— WHAT IS ASKED —
Among the lines below, list those containing the string "Frankfurt".

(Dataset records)
+ + +
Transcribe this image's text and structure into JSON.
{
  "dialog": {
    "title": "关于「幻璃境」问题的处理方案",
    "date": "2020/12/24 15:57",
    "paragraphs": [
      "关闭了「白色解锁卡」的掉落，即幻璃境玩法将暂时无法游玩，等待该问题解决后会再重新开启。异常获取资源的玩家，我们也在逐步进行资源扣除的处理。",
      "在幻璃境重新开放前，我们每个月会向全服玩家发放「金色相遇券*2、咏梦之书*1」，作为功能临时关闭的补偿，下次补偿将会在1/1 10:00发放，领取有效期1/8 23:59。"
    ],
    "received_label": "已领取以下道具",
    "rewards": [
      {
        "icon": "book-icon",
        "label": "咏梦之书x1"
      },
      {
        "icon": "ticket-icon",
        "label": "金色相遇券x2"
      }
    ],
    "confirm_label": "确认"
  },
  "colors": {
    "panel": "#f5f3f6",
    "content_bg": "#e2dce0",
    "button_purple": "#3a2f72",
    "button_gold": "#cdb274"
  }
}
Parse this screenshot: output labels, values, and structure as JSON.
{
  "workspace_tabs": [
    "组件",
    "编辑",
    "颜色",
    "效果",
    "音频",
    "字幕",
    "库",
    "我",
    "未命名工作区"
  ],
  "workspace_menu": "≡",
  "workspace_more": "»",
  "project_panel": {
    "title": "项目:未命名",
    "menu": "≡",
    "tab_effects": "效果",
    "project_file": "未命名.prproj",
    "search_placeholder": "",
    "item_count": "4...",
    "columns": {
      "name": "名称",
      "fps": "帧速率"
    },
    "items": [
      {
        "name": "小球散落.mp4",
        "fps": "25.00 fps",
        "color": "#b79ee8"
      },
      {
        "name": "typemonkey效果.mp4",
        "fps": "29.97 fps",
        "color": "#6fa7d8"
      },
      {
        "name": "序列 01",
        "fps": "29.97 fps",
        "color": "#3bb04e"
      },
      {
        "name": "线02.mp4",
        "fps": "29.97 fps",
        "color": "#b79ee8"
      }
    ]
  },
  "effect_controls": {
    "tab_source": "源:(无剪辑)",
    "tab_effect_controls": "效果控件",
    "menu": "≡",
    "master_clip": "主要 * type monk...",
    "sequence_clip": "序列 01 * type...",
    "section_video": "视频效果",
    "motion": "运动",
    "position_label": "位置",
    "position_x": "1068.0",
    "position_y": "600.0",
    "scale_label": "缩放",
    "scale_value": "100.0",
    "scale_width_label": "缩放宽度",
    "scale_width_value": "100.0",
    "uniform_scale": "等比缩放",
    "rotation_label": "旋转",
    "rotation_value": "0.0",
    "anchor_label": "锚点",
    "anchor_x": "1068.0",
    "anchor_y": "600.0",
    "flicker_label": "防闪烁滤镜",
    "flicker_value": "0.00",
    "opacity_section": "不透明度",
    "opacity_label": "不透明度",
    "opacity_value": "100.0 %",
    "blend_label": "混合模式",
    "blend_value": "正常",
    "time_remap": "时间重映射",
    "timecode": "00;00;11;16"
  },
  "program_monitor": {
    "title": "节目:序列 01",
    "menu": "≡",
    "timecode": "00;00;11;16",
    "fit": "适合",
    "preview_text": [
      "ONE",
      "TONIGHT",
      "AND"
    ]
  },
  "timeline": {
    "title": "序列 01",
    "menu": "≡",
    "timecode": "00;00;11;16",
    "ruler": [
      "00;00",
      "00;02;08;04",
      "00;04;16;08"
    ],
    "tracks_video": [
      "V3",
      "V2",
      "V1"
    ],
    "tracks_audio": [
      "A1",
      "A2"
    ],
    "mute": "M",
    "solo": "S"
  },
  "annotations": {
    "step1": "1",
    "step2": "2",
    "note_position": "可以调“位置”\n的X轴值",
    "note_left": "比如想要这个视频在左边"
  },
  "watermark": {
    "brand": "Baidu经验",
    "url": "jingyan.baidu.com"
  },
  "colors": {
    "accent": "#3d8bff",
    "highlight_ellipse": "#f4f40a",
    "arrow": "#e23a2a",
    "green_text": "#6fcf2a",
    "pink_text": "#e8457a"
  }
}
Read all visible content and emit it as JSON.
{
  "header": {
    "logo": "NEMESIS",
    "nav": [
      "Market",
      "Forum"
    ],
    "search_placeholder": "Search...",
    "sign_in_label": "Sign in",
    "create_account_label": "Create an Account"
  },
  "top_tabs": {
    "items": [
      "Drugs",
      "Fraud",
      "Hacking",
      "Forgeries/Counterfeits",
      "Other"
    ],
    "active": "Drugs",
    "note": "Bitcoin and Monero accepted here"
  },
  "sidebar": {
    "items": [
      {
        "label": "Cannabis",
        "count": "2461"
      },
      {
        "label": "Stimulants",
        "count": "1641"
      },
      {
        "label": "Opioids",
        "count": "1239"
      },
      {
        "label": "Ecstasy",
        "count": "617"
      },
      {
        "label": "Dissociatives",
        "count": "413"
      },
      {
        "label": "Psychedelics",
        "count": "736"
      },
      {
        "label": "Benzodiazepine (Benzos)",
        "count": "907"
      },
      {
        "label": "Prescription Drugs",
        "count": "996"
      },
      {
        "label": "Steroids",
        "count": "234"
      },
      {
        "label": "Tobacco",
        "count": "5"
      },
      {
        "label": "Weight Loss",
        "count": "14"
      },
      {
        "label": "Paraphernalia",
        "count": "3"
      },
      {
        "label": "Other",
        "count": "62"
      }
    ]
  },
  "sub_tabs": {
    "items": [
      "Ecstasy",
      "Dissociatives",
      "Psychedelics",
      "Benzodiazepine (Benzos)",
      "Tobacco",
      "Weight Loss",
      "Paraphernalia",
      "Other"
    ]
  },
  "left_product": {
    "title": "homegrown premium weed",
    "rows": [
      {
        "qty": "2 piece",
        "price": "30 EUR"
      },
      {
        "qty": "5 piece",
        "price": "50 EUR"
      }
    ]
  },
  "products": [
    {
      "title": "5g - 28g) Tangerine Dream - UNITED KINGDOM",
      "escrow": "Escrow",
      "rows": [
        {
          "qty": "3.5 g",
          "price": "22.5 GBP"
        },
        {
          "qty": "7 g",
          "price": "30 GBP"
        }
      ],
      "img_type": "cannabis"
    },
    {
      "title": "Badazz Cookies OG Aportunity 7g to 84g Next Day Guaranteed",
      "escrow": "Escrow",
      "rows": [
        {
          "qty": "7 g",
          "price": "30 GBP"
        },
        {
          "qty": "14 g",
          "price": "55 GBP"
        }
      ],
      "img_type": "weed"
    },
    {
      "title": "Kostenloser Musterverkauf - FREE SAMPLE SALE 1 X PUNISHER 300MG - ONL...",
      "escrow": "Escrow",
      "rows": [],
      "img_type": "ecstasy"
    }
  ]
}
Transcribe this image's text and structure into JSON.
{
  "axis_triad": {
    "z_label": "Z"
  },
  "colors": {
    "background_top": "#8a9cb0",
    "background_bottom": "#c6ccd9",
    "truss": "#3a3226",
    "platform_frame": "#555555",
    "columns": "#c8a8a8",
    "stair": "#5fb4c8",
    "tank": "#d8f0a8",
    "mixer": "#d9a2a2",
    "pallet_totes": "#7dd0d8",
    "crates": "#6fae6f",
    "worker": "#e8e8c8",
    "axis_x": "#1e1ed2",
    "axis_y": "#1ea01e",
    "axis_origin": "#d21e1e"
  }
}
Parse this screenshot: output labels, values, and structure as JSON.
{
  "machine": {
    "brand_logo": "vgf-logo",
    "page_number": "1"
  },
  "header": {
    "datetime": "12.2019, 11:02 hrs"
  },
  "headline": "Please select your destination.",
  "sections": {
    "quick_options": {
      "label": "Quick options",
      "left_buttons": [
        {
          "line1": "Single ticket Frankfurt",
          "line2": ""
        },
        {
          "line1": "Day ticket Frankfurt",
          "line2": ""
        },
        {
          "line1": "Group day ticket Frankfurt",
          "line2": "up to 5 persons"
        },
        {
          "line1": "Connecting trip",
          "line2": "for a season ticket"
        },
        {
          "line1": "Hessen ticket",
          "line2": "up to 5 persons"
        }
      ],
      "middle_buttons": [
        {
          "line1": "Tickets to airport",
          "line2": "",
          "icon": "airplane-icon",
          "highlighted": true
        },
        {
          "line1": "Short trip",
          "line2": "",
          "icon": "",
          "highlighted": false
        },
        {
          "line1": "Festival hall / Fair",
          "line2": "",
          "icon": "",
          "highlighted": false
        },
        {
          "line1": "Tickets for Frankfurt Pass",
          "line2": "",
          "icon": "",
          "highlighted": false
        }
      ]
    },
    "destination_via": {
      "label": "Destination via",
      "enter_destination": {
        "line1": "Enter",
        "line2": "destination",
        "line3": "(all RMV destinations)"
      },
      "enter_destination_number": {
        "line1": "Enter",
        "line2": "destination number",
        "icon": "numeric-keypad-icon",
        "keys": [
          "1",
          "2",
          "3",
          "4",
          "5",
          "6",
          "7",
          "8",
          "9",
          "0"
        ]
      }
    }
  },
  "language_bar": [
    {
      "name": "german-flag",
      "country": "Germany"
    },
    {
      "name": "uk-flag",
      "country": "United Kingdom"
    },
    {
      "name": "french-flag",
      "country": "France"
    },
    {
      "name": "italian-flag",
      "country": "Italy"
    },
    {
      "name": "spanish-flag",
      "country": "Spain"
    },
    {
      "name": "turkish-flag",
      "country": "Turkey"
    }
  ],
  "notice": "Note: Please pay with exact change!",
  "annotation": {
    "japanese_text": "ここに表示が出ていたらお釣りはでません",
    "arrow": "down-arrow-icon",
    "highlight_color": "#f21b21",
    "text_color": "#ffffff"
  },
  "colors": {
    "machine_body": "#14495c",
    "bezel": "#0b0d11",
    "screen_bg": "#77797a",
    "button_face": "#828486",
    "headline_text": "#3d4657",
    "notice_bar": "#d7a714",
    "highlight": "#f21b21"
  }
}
+ + +
— COMPLETED TASK —
          "line1": "Single ticket Frankfurt",
          "line1": "Day ticket Frankfurt",
          "line1": "Group day ticket Frankfurt",
          "line1": "Tickets for Frankfurt Pass",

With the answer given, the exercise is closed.